**Prompt**. Reproduce all of the records below word for word, line by line, changing nothing.

**Recorded information**.
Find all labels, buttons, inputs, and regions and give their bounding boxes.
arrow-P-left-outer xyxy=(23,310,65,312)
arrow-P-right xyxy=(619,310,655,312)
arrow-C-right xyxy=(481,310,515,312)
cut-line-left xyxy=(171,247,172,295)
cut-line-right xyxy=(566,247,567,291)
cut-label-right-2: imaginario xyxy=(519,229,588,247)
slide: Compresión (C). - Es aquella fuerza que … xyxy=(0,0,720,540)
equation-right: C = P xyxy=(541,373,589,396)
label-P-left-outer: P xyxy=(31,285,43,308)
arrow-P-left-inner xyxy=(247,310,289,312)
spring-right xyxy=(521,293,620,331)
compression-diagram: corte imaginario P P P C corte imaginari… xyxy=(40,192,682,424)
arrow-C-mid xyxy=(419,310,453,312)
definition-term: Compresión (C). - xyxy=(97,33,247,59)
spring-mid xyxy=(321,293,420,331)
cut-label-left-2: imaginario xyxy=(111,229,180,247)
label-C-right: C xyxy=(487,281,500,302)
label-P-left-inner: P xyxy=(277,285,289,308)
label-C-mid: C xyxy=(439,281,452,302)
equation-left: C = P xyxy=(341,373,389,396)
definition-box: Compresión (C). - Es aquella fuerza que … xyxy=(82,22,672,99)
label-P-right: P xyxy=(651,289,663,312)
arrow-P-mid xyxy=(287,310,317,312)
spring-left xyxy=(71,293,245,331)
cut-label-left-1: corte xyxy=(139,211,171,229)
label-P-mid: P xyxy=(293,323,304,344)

**Result for this task**.
Find all labels, buttons, inputs, and regions and give their bounding boxes.
arrow-P-left-outer xyxy=(23,310,65,312)
arrow-P-right xyxy=(619,310,655,312)
arrow-C-right xyxy=(481,310,515,312)
cut-line-left xyxy=(171,247,172,295)
cut-line-right xyxy=(566,247,567,291)
cut-label-right-2: imaginario xyxy=(519,229,588,247)
slide: Compresión (C). - Es aquella fuerza que … xyxy=(0,0,720,540)
equation-right: C = P xyxy=(541,373,589,396)
label-P-left-outer: P xyxy=(31,285,43,308)
arrow-P-left-inner xyxy=(247,310,289,312)
spring-right xyxy=(521,293,620,331)
compression-diagram: corte imaginario P P P C corte imaginari… xyxy=(40,192,682,424)
arrow-C-mid xyxy=(419,310,453,312)
definition-term: Compresión (C). - xyxy=(97,33,247,59)
spring-mid xyxy=(321,293,420,331)
cut-label-left-2: imaginario xyxy=(111,229,180,247)
label-C-right: C xyxy=(487,281,500,302)
label-P-left-inner: P xyxy=(277,285,289,308)
label-C-mid: C xyxy=(439,281,452,302)
equation-left: C = P xyxy=(341,373,389,396)
definition-box: Compresión (C). - Es aquella fuerza que … xyxy=(82,22,672,99)
label-P-right: P xyxy=(651,289,663,312)
arrow-P-mid xyxy=(287,310,317,312)
spring-left xyxy=(71,293,245,331)
cut-label-left-1: corte xyxy=(139,211,171,229)
label-P-mid: P xyxy=(293,323,304,344)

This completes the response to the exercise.